GOAL => Repeat every line of the records below word for word, keeping their order.
+---+
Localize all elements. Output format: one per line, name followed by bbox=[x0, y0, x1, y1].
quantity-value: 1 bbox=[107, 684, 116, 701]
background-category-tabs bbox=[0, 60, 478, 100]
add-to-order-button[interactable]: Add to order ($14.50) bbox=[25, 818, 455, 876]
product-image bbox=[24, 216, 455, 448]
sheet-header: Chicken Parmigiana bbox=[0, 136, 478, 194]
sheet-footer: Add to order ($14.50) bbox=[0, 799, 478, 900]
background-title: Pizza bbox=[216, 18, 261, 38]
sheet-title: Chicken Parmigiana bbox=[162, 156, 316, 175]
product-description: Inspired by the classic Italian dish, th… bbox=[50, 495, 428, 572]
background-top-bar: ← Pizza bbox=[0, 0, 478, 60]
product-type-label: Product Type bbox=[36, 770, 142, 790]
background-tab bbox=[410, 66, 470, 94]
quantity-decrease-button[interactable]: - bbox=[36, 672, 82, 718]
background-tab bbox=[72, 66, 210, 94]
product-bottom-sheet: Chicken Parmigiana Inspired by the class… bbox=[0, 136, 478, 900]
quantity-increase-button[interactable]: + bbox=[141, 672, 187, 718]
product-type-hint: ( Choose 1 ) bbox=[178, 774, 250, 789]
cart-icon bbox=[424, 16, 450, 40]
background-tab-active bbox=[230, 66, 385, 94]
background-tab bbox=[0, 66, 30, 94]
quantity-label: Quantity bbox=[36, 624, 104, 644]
+---+
ANSWER TO THIS TASK =>
Localize all elements. Output format: one per line, name followed by bbox=[x0, y0, x1, y1].
quantity-value: 1 bbox=[107, 684, 116, 701]
background-category-tabs bbox=[0, 60, 478, 100]
add-to-order-button[interactable]: Add to order ($14.50) bbox=[25, 818, 455, 876]
product-image bbox=[24, 216, 455, 448]
sheet-header: Chicken Parmigiana bbox=[0, 136, 478, 194]
sheet-footer: Add to order ($14.50) bbox=[0, 799, 478, 900]
background-title: Pizza bbox=[216, 18, 261, 38]
sheet-title: Chicken Parmigiana bbox=[162, 156, 316, 175]
product-description: Inspired by the classic Italian dish, th… bbox=[50, 495, 428, 572]
background-top-bar: ← Pizza bbox=[0, 0, 478, 60]
product-type-label: Product Type bbox=[36, 770, 142, 790]
background-tab bbox=[410, 66, 470, 94]
quantity-decrease-button[interactable]: - bbox=[36, 672, 82, 718]
background-tab bbox=[72, 66, 210, 94]
product-bottom-sheet: Chicken Parmigiana Inspired by the class… bbox=[0, 136, 478, 900]
quantity-increase-button[interactable]: + bbox=[141, 672, 187, 718]
product-type-hint: ( Choose 1 ) bbox=[178, 774, 250, 789]
cart-icon bbox=[424, 16, 450, 40]
background-tab-active bbox=[230, 66, 385, 94]
background-tab bbox=[0, 66, 30, 94]
quantity-label: Quantity bbox=[36, 624, 104, 644]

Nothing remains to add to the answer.